* [What the task requires]
Leaving out the pictures, retype all the material exactly.

======== Data to use

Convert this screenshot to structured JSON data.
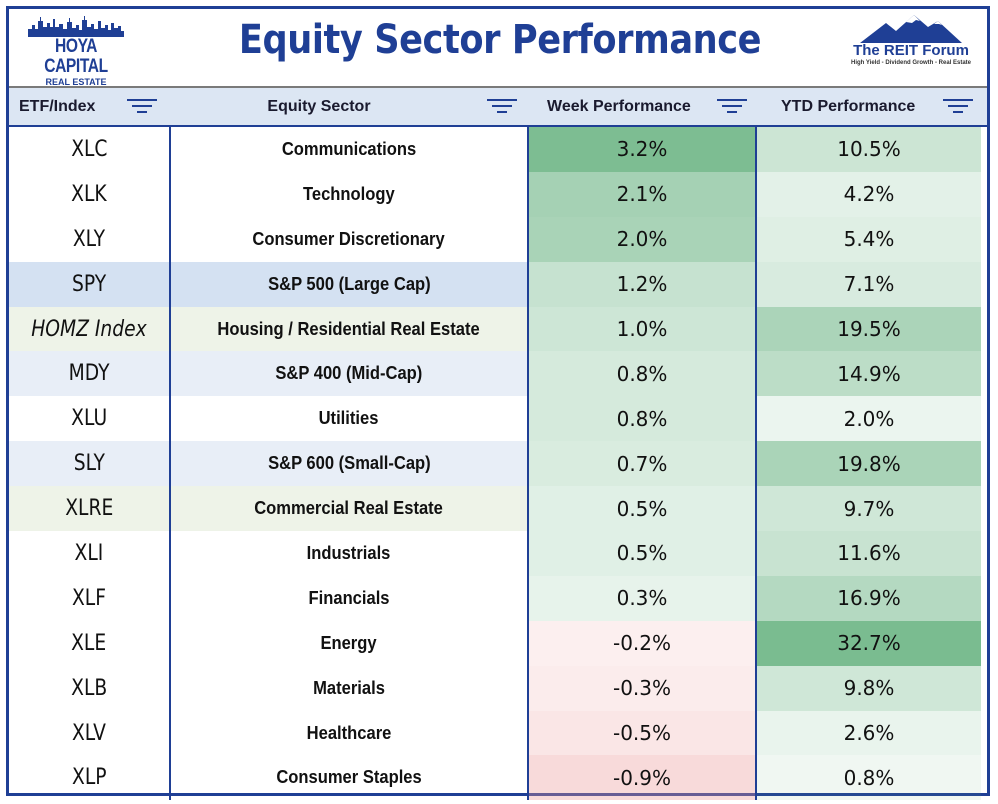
{
  "header": {
    "title": "Equity Sector Performance",
    "left_logo": {
      "line1": "HOYA CAPITAL",
      "line2": "REAL ESTATE",
      "icon": "skyline-logo-icon"
    },
    "right_logo": {
      "name": "The REIT Forum",
      "tagline": "High Yield - Dividend Growth - Real Estate",
      "icon": "mountain-logo-icon"
    }
  },
  "columns": [
    {
      "label": "ETF/Index",
      "icon": "filter-icon"
    },
    {
      "label": "Equity Sector",
      "icon": "filter-icon"
    },
    {
      "label": "Week Performance",
      "icon": "filter-icon"
    },
    {
      "label": "YTD Performance",
      "icon": "filter-icon"
    }
  ],
  "colors": {
    "brand_blue": "#1f3f95",
    "header_bg": "#dce6f3",
    "positive_green": "#63b07d",
    "negative_red": "#f4cccc",
    "benchmark_blue": "#d4e1f2",
    "real_estate_tint": "#eef3e8"
  },
  "rows": [
    {
      "ticker": "XLC",
      "sector": "Communications",
      "week": "3.2%",
      "ytd": "10.5%",
      "row_tint": "none"
    },
    {
      "ticker": "XLK",
      "sector": "Technology",
      "week": "2.1%",
      "ytd": "4.2%",
      "row_tint": "none"
    },
    {
      "ticker": "XLY",
      "sector": "Consumer Discretionary",
      "week": "2.0%",
      "ytd": "5.4%",
      "row_tint": "none"
    },
    {
      "ticker": "SPY",
      "sector": "S&P 500 (Large Cap)",
      "week": "1.2%",
      "ytd": "7.1%",
      "row_tint": "benchmark"
    },
    {
      "ticker": "HOMZ Index",
      "sector": "Housing / Residential Real Estate",
      "week": "1.0%",
      "ytd": "19.5%",
      "row_tint": "real_estate"
    },
    {
      "ticker": "MDY",
      "sector": "S&P 400 (Mid-Cap)",
      "week": "0.8%",
      "ytd": "14.9%",
      "row_tint": "benchmark_light"
    },
    {
      "ticker": "XLU",
      "sector": "Utilities",
      "week": "0.8%",
      "ytd": "2.0%",
      "row_tint": "none"
    },
    {
      "ticker": "SLY",
      "sector": "S&P 600 (Small-Cap)",
      "week": "0.7%",
      "ytd": "19.8%",
      "row_tint": "benchmark_light"
    },
    {
      "ticker": "XLRE",
      "sector": "Commercial Real Estate",
      "week": "0.5%",
      "ytd": "9.7%",
      "row_tint": "real_estate"
    },
    {
      "ticker": "XLI",
      "sector": "Industrials",
      "week": "0.5%",
      "ytd": "11.6%",
      "row_tint": "none"
    },
    {
      "ticker": "XLF",
      "sector": "Financials",
      "week": "0.3%",
      "ytd": "16.9%",
      "row_tint": "none"
    },
    {
      "ticker": "XLE",
      "sector": "Energy",
      "week": "-0.2%",
      "ytd": "32.7%",
      "row_tint": "none"
    },
    {
      "ticker": "XLB",
      "sector": "Materials",
      "week": "-0.3%",
      "ytd": "9.8%",
      "row_tint": "none"
    },
    {
      "ticker": "XLV",
      "sector": "Healthcare",
      "week": "-0.5%",
      "ytd": "2.6%",
      "row_tint": "none"
    },
    {
      "ticker": "XLP",
      "sector": "Consumer Staples",
      "week": "-0.9%",
      "ytd": "0.8%",
      "row_tint": "none"
    }
  ]
}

================

* [Answer to the exercise]
Convert this screenshot to structured JSON data.
{
  "header": {
    "title": "Equity Sector Performance",
    "left_logo": {
      "line1": "HOYA CAPITAL",
      "line2": "REAL ESTATE",
      "icon": "skyline-logo-icon"
    },
    "right_logo": {
      "name": "The REIT Forum",
      "tagline": "High Yield - Dividend Growth - Real Estate",
      "icon": "mountain-logo-icon"
    }
  },
  "columns": [
    {
      "label": "ETF/Index",
      "icon": "filter-icon"
    },
    {
      "label": "Equity Sector",
      "icon": "filter-icon"
    },
    {
      "label": "Week Performance",
      "icon": "filter-icon"
    },
    {
      "label": "YTD Performance",
      "icon": "filter-icon"
    }
  ],
  "colors": {
    "brand_blue": "#1f3f95",
    "header_bg": "#dce6f3",
    "positive_green": "#63b07d",
    "negative_red": "#f4cccc",
    "benchmark_blue": "#d4e1f2",
    "real_estate_tint": "#eef3e8"
  },
  "rows": [
    {
      "ticker": "XLC",
      "sector": "Communications",
      "week": "3.2%",
      "ytd": "10.5%",
      "row_tint": "none"
    },
    {
      "ticker": "XLK",
      "sector": "Technology",
      "week": "2.1%",
      "ytd": "4.2%",
      "row_tint": "none"
    },
    {
      "ticker": "XLY",
      "sector": "Consumer Discretionary",
      "week": "2.0%",
      "ytd": "5.4%",
      "row_tint": "none"
    },
    {
      "ticker": "SPY",
      "sector": "S&P 500 (Large Cap)",
      "week": "1.2%",
      "ytd": "7.1%",
      "row_tint": "benchmark"
    },
    {
      "ticker": "HOMZ Index",
      "sector": "Housing / Residential Real Estate",
      "week": "1.0%",
      "ytd": "19.5%",
      "row_tint": "real_estate"
    },
    {
      "ticker": "MDY",
      "sector": "S&P 400 (Mid-Cap)",
      "week": "0.8%",
      "ytd": "14.9%",
      "row_tint": "benchmark_light"
    },
    {
      "ticker": "XLU",
      "sector": "Utilities",
      "week": "0.8%",
      "ytd": "2.0%",
      "row_tint": "none"
    },
    {
      "ticker": "SLY",
      "sector": "S&P 600 (Small-Cap)",
      "week": "0.7%",
      "ytd": "19.8%",
      "row_tint": "benchmark_light"
    },
    {
      "ticker": "XLRE",
      "sector": "Commercial Real Estate",
      "week": "0.5%",
      "ytd": "9.7%",
      "row_tint": "real_estate"
    },
    {
      "ticker": "XLI",
      "sector": "Industrials",
      "week": "0.5%",
      "ytd": "11.6%",
      "row_tint": "none"
    },
    {
      "ticker": "XLF",
      "sector": "Financials",
      "week": "0.3%",
      "ytd": "16.9%",
      "row_tint": "none"
    },
    {
      "ticker": "XLE",
      "sector": "Energy",
      "week": "-0.2%",
      "ytd": "32.7%",
      "row_tint": "none"
    },
    {
      "ticker": "XLB",
      "sector": "Materials",
      "week": "-0.3%",
      "ytd": "9.8%",
      "row_tint": "none"
    },
    {
      "ticker": "XLV",
      "sector": "Healthcare",
      "week": "-0.5%",
      "ytd": "2.6%",
      "row_tint": "none"
    },
    {
      "ticker": "XLP",
      "sector": "Consumer Staples",
      "week": "-0.9%",
      "ytd": "0.8%",
      "row_tint": "none"
    }
  ]
}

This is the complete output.